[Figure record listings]
>> start
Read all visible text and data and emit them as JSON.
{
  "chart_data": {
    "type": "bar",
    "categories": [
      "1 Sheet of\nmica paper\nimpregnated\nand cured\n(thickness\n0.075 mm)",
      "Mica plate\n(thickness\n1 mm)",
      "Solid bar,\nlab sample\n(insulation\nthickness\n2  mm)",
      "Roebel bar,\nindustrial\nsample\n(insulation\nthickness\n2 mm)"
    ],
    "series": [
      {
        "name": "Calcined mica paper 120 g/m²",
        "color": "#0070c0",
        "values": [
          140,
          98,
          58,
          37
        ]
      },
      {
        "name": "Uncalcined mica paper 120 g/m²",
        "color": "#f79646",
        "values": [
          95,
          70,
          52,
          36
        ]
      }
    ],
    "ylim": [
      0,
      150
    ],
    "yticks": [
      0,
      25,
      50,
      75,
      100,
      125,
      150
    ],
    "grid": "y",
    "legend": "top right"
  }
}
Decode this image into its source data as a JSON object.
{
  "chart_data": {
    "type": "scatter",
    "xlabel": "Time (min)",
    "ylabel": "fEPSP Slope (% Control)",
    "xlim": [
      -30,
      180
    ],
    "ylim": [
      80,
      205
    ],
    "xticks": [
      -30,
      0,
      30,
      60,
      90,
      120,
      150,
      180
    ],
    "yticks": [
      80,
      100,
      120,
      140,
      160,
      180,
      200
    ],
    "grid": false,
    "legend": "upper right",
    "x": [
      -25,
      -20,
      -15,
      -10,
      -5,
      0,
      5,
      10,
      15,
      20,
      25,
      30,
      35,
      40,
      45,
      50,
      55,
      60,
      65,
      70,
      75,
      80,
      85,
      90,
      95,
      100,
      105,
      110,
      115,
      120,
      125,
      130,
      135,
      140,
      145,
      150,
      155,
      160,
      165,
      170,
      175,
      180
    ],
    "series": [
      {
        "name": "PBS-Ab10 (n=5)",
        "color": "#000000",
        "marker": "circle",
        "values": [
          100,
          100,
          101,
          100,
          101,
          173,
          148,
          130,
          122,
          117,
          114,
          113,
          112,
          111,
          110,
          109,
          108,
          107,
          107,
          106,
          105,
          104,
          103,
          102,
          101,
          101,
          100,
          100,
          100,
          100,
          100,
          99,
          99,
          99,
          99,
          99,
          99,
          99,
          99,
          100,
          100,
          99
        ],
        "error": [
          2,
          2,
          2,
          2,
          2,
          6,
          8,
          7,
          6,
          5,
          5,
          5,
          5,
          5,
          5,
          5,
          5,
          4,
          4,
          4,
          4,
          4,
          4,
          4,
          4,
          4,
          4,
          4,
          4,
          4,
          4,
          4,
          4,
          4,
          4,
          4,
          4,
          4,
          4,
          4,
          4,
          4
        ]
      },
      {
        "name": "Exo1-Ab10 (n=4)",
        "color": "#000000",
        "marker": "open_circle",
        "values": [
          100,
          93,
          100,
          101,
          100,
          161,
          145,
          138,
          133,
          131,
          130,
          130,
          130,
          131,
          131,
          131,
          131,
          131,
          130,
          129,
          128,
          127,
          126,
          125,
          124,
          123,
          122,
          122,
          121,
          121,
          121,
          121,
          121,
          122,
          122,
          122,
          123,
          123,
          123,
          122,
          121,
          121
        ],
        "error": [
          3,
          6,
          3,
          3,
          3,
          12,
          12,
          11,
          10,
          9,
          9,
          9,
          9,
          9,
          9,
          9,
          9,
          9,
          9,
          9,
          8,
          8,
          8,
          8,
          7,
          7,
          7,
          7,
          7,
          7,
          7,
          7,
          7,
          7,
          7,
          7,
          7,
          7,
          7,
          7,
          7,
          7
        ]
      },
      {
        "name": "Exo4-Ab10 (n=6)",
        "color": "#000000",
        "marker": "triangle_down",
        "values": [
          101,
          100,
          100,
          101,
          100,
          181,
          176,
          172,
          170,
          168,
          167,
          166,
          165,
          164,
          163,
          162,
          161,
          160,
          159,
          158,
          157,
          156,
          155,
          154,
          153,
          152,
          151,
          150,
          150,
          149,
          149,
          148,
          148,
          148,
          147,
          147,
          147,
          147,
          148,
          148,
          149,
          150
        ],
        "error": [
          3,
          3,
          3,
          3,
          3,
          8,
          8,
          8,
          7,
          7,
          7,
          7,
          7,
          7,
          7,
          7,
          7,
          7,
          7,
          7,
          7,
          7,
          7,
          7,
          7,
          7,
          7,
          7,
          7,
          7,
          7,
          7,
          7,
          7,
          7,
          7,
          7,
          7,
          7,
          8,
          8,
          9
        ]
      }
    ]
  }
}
>> end
CHALLENGE
Go through the entries above and copy every line containing "paper".

WRITTEN RESPONSE
      "1 Sheet of\nmica paper\nimpregnated\nand cured\n(thickness\n0.075 mm)",
        "name": "Calcined mica paper 120 g/m²",
        "name": "Uncalcined mica paper 120 g/m²",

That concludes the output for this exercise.